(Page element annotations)
_ _ _ _
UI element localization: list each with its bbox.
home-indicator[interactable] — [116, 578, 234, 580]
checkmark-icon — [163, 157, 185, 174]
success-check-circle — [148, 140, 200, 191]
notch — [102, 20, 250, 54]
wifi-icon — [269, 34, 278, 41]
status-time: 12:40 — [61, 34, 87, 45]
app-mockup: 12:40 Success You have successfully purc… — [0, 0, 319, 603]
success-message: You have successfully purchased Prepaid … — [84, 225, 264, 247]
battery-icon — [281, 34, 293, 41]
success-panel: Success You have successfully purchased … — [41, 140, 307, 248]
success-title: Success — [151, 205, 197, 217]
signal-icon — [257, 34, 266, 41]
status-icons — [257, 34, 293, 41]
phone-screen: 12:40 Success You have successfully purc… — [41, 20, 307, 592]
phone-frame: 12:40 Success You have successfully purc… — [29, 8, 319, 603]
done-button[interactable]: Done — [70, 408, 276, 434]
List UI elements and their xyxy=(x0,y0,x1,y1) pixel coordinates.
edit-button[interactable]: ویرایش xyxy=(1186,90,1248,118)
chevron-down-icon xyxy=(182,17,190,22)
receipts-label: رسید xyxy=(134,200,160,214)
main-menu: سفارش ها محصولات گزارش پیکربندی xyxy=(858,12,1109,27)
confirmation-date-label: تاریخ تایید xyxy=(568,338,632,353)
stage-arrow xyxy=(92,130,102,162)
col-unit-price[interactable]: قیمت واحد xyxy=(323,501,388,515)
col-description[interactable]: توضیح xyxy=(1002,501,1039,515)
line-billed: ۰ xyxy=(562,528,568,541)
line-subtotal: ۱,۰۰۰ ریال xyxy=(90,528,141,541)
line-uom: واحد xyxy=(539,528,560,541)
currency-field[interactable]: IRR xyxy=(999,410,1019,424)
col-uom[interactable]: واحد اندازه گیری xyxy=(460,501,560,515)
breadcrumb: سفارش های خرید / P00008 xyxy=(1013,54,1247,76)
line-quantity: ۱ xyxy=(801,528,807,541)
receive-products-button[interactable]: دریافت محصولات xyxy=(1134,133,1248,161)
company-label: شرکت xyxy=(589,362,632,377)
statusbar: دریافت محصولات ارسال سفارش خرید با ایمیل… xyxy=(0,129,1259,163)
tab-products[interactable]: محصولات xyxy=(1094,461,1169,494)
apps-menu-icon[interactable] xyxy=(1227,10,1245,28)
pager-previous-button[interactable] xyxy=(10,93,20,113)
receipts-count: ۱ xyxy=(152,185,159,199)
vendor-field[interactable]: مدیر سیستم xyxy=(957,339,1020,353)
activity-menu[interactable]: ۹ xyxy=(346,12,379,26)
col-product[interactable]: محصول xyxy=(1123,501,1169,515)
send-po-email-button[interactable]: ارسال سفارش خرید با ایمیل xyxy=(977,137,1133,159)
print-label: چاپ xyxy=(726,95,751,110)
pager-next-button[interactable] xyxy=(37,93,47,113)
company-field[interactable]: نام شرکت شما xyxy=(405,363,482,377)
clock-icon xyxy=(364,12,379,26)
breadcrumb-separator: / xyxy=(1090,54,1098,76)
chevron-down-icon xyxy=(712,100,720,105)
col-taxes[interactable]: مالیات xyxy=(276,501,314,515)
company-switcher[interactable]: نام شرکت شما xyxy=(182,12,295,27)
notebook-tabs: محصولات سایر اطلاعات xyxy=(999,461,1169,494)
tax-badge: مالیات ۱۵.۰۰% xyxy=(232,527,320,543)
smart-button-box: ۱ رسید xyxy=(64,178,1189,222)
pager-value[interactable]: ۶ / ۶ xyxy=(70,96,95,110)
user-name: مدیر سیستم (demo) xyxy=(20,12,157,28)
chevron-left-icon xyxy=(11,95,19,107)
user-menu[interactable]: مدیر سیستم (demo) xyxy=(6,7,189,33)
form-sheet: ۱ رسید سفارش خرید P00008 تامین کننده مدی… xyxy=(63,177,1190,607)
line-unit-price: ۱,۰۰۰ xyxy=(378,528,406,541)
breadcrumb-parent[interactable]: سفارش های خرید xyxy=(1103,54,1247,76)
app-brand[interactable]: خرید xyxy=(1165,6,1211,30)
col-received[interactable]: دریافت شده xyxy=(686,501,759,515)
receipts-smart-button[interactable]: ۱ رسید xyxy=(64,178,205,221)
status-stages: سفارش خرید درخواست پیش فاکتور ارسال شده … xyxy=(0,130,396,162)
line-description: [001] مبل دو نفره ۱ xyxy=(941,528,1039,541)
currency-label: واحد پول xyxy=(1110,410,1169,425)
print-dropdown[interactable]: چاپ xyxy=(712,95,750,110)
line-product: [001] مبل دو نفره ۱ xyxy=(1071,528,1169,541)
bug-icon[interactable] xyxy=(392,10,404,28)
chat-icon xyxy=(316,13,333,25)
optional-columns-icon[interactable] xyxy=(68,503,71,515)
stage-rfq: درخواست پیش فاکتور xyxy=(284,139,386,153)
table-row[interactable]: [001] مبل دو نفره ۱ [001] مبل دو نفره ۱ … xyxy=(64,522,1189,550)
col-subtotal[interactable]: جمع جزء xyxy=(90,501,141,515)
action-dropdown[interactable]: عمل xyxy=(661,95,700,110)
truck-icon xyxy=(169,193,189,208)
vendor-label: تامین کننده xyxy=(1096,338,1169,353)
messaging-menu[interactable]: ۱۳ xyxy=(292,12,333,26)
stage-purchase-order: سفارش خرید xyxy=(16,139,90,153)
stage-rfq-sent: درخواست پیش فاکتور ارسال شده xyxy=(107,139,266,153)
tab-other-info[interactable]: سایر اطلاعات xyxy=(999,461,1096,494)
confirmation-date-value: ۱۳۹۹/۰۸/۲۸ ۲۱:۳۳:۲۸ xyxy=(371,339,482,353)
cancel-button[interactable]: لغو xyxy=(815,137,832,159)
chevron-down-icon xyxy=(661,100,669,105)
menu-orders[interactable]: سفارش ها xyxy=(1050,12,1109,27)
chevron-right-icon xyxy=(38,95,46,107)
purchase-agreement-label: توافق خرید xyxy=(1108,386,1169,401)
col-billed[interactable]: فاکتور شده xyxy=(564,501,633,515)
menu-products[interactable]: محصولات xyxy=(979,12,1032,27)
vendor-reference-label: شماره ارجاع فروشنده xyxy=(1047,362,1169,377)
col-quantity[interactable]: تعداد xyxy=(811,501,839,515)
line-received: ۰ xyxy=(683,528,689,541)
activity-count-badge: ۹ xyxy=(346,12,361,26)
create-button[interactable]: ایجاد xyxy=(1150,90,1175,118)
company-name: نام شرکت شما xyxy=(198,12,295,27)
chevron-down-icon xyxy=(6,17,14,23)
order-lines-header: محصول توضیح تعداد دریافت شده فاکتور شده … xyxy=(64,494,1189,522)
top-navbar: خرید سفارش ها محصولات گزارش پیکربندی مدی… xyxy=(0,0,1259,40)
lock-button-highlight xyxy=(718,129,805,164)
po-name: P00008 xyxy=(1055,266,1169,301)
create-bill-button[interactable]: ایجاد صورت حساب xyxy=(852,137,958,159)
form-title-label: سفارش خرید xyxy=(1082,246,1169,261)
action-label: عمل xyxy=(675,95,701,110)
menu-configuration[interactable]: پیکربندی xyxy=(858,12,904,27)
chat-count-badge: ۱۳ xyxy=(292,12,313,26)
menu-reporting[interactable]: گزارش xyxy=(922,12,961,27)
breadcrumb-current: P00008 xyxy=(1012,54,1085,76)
_ _ _ _
## Given request
Convert every line of the rows above into a Markdown table with two columns, "No." for the row number and "Entry" for the line itself. Leave out any blank lines.

## Exercise result
| No. | Entry |
|---|---|
| 1 | UI element localization: list each with its bbox. |
| 2 | home-indicator[interactable] — [116, 578, 234, 580] |
| 3 | checkmark-icon — [163, 157, 185, 174] |
| 4 | success-check-circle — [148, 140, 200, 191] |
| 5 | notch — [102, 20, 250, 54] |
| 6 | wifi-icon — [269, 34, 278, 41] |
| 7 | status-time: 12:40 — [61, 34, 87, 45] |
| 8 | app-mockup: 12:40 Success You have successfully purc… — [0, 0, 319, 603] |
| 9 | success-message: You have successfully purchased Prepaid … — [84, 225, 264, 247] |
| 10 | battery-icon — [281, 34, 293, 41] |
| 11 | success-panel: Success You have successfully purchased … — [41, 140, 307, 248] |
| 12 | success-title: Success — [151, 205, 197, 217] |
| 13 | signal-icon — [257, 34, 266, 41] |
| 14 | status-icons — [257, 34, 293, 41] |
| 15 | phone-screen: 12:40 Success You have successfully purc… — [41, 20, 307, 592] |
| 16 | phone-frame: 12:40 Success You have successfully purc… — [29, 8, 319, 603] |
| 17 | done-button[interactable]: Done — [70, 408, 276, 434] |
| 18 | List UI elements and their xyxy=(x0,y0,x1,y1) pixel coordinates. |
| 19 | edit-button[interactable]: ویرایش xyxy=(1186,90,1248,118) |
| 20 | chevron-down-icon xyxy=(182,17,190,22) |
| 21 | receipts-label: رسید xyxy=(134,200,160,214) |
| 22 | main-menu: سفارش ها محصولات گزارش پیکربندی xyxy=(858,12,1109,27) |
| 23 | confirmation-date-label: تاریخ تایید xyxy=(568,338,632,353) |
| 24 | stage-arrow xyxy=(92,130,102,162) |
| 25 | col-unit-price[interactable]: قیمت واحد xyxy=(323,501,388,515) |
| 26 | col-description[interactable]: توضیح xyxy=(1002,501,1039,515) |
| 27 | line-billed: ۰ xyxy=(562,528,568,541) |
| 28 | line-subtotal: ۱,۰۰۰ ریال xyxy=(90,528,141,541) |
| 29 | line-uom: واحد xyxy=(539,528,560,541) |
| 30 | currency-field[interactable]: IRR xyxy=(999,410,1019,424) |
| 31 | col-uom[interactable]: واحد اندازه گیری xyxy=(460,501,560,515) |
| 32 | breadcrumb: سفارش های خرید / P00008 xyxy=(1013,54,1247,76) |
| 33 | line-quantity: ۱ xyxy=(801,528,807,541) |
| 34 | receive-products-button[interactable]: دریافت محصولات xyxy=(1134,133,1248,161) |
| 35 | company-label: شرکت xyxy=(589,362,632,377) |
| 36 | statusbar: دریافت محصولات ارسال سفارش خرید با ایمیل… xyxy=(0,129,1259,163) |
| 37 | tab-products[interactable]: محصولات xyxy=(1094,461,1169,494) |
| 38 | apps-menu-icon[interactable] xyxy=(1227,10,1245,28) |
| 39 | pager-previous-button[interactable] xyxy=(10,93,20,113) |
| 40 | receipts-count: ۱ xyxy=(152,185,159,199) |
| 41 | vendor-field[interactable]: مدیر سیستم xyxy=(957,339,1020,353) |
| 42 | activity-menu[interactable]: ۹ xyxy=(346,12,379,26) |
| 43 | col-product[interactable]: محصول xyxy=(1123,501,1169,515) |
| 44 | send-po-email-button[interactable]: ارسال سفارش خرید با ایمیل xyxy=(977,137,1133,159) |
| 45 | print-label: چاپ xyxy=(726,95,751,110) |
| 46 | pager-next-button[interactable] xyxy=(37,93,47,113) |
| 47 | company-field[interactable]: نام شرکت شما xyxy=(405,363,482,377) |
| 48 | clock-icon xyxy=(364,12,379,26) |
| 49 | breadcrumb-separator: / xyxy=(1090,54,1098,76) |
| 50 | chevron-down-icon xyxy=(712,100,720,105) |
| 51 | col-taxes[interactable]: مالیات xyxy=(276,501,314,515) |
| 52 | company-switcher[interactable]: نام شرکت شما xyxy=(182,12,295,27) |
| 53 | notebook-tabs: محصولات سایر اطلاعات xyxy=(999,461,1169,494) |
| 54 | tax-badge: مالیات ۱۵.۰۰% xyxy=(232,527,320,543) |
| 55 | smart-button-box: ۱ رسید xyxy=(64,178,1189,222) |
| 56 | pager-value[interactable]: ۶ / ۶ xyxy=(70,96,95,110) |
| 57 | user-name: مدیر سیستم (demo) xyxy=(20,12,157,28) |
| 58 | chevron-left-icon xyxy=(11,95,19,107) |
| 59 | user-menu[interactable]: مدیر سیستم (demo) xyxy=(6,7,189,33) |
| 60 | form-sheet: ۱ رسید سفارش خرید P00008 تامین کننده مدی… xyxy=(63,177,1190,607) |
| 61 | line-unit-price: ۱,۰۰۰ xyxy=(378,528,406,541) |
| 62 | breadcrumb-parent[interactable]: سفارش های خرید xyxy=(1103,54,1247,76) |
| 63 | app-brand[interactable]: خرید xyxy=(1165,6,1211,30) |
| 64 | col-received[interactable]: دریافت شده xyxy=(686,501,759,515) |
| 65 | receipts-smart-button[interactable]: ۱ رسید xyxy=(64,178,205,221) |
| 66 | status-stages: سفارش خرید درخواست پیش فاکتور ارسال شده … xyxy=(0,130,396,162) |
| 67 | line-description: [001] مبل دو نفره ۱ xyxy=(941,528,1039,541) |
| 68 | currency-label: واحد پول xyxy=(1110,410,1169,425) |
| 69 | print-dropdown[interactable]: چاپ xyxy=(712,95,750,110) |
| 70 | line-product: [001] مبل دو نفره ۱ xyxy=(1071,528,1169,541) |
| 71 | bug-icon[interactable] xyxy=(392,10,404,28) |
| 72 | chat-icon xyxy=(316,13,333,25) |
| 73 | optional-columns-icon[interactable] xyxy=(68,503,71,515) |
| 74 | stage-rfq: درخواست پیش فاکتور xyxy=(284,139,386,153) |
| 75 | table-row[interactable]: [001] مبل دو نفره ۱ [001] مبل دو نفره ۱ … xyxy=(64,522,1189,550) |
| 76 | col-subtotal[interactable]: جمع جزء xyxy=(90,501,141,515) |
| 77 | action-dropdown[interactable]: عمل xyxy=(661,95,700,110) |
| 78 | truck-icon xyxy=(169,193,189,208) |
| 79 | vendor-label: تامین کننده xyxy=(1096,338,1169,353) |
| 80 | messaging-menu[interactable]: ۱۳ xyxy=(292,12,333,26) |
| 81 | stage-purchase-order: سفارش خرید xyxy=(16,139,90,153) |
| 82 | stage-rfq-sent: درخواست پیش فاکتور ارسال شده xyxy=(107,139,266,153) |
| 83 | tab-other-info[interactable]: سایر اطلاعات xyxy=(999,461,1096,494) |
| 84 | confirmation-date-value: ۱۳۹۹/۰۸/۲۸ ۲۱:۳۳:۲۸ xyxy=(371,339,482,353) |
| 85 | cancel-button[interactable]: لغو xyxy=(815,137,832,159) |
| 86 | chevron-down-icon xyxy=(661,100,669,105) |
| 87 | menu-orders[interactable]: سفارش ها xyxy=(1050,12,1109,27) |
| 88 | chevron-right-icon xyxy=(38,95,46,107) |
| 89 | purchase-agreement-label: توافق خرید xyxy=(1108,386,1169,401) |
| 90 | col-billed[interactable]: فاکتور شده xyxy=(564,501,633,515) |
| 91 | menu-products[interactable]: محصولات xyxy=(979,12,1032,27) |
| 92 | vendor-reference-label: شماره ارجاع فروشنده xyxy=(1047,362,1169,377) |
| 93 | col-quantity[interactable]: تعداد xyxy=(811,501,839,515) |
| 94 | line-received: ۰ xyxy=(683,528,689,541) |
| 95 | activity-count-badge: ۹ xyxy=(346,12,361,26) |
| 96 | create-button[interactable]: ایجاد xyxy=(1150,90,1175,118) |
| 97 | company-name: نام شرکت شما xyxy=(198,12,295,27) |
| 98 | chevron-down-icon xyxy=(6,17,14,23) |
| 99 | order-lines-header: محصول توضیح تعداد دریافت شده فاکتور شده … xyxy=(64,494,1189,522) |
| 100 | top-navbar: خرید سفارش ها محصولات گزارش پیکربندی مدی… xyxy=(0,0,1259,40) |
| 101 | lock-button-highlight xyxy=(718,129,805,164) |
| 102 | po-name: P00008 xyxy=(1055,266,1169,301) |
| 103 | create-bill-button[interactable]: ایجاد صورت حساب xyxy=(852,137,958,159) |
| 104 | form-title-label: سفارش خرید xyxy=(1082,246,1169,261) |
| 105 | action-label: عمل xyxy=(675,95,701,110) |
| 106 | menu-configuration[interactable]: پیکربندی xyxy=(858,12,904,27) |
| 107 | chat-count-badge: ۱۳ xyxy=(292,12,313,26) |
| 108 | menu-reporting[interactable]: گزارش xyxy=(922,12,961,27) |
| 109 | breadcrumb-current: P00008 xyxy=(1012,54,1085,76) |